____ Stored records
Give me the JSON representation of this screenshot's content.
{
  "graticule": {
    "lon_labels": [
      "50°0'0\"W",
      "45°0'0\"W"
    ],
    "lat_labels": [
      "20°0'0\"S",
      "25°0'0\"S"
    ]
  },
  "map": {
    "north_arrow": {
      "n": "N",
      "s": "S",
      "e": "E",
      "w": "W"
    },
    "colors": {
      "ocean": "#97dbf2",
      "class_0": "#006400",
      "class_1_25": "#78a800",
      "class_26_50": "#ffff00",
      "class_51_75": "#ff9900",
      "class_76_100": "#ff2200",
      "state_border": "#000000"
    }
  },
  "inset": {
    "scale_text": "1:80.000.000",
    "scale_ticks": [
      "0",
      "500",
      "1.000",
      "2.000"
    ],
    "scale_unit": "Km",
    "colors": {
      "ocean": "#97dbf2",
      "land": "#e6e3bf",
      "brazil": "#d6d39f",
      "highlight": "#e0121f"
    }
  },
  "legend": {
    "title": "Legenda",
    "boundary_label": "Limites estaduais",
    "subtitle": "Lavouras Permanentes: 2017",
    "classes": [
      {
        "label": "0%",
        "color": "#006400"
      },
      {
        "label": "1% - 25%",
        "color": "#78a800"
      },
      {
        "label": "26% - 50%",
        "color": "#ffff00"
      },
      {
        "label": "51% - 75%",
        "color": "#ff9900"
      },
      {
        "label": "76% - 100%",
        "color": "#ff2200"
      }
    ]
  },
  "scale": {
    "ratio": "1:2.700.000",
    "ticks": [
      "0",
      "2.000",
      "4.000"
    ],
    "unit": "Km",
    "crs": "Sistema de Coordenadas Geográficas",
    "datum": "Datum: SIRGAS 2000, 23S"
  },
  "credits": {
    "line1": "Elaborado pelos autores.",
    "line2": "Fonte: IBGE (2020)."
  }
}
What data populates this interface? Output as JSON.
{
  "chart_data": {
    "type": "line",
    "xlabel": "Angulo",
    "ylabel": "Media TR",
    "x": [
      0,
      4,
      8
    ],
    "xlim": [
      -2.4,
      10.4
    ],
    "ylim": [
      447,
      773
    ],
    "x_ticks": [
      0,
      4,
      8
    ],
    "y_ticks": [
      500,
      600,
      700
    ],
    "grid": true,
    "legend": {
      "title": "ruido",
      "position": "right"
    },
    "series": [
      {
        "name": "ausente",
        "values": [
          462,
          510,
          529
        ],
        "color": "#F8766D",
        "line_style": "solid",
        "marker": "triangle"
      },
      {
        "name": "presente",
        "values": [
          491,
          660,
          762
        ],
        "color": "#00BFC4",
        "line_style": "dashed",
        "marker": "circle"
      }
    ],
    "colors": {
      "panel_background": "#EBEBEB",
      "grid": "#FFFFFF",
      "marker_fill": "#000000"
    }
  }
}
________
The lines to quote run from the one containing "What data populates" through the final line of the material above; please give them exactly, both ends included, and nothing else.

#### Completed exercise
What data populates this interface? Output as JSON.
{
  "chart_data": {
    "type": "line",
    "xlabel": "Angulo",
    "ylabel": "Media TR",
    "x": [
      0,
      4,
      8
    ],
    "xlim": [
      -2.4,
      10.4
    ],
    "ylim": [
      447,
      773
    ],
    "x_ticks": [
      0,
      4,
      8
    ],
    "y_ticks": [
      500,
      600,
      700
    ],
    "grid": true,
    "legend": {
      "title": "ruido",
      "position": "right"
    },
    "series": [
      {
        "name": "ausente",
        "values": [
          462,
          510,
          529
        ],
        "color": "#F8766D",
        "line_style": "solid",
        "marker": "triangle"
      },
      {
        "name": "presente",
        "values": [
          491,
          660,
          762
        ],
        "color": "#00BFC4",
        "line_style": "dashed",
        "marker": "circle"
      }
    ],
    "colors": {
      "panel_background": "#EBEBEB",
      "grid": "#FFFFFF",
      "marker_fill": "#000000"
    }
  }
}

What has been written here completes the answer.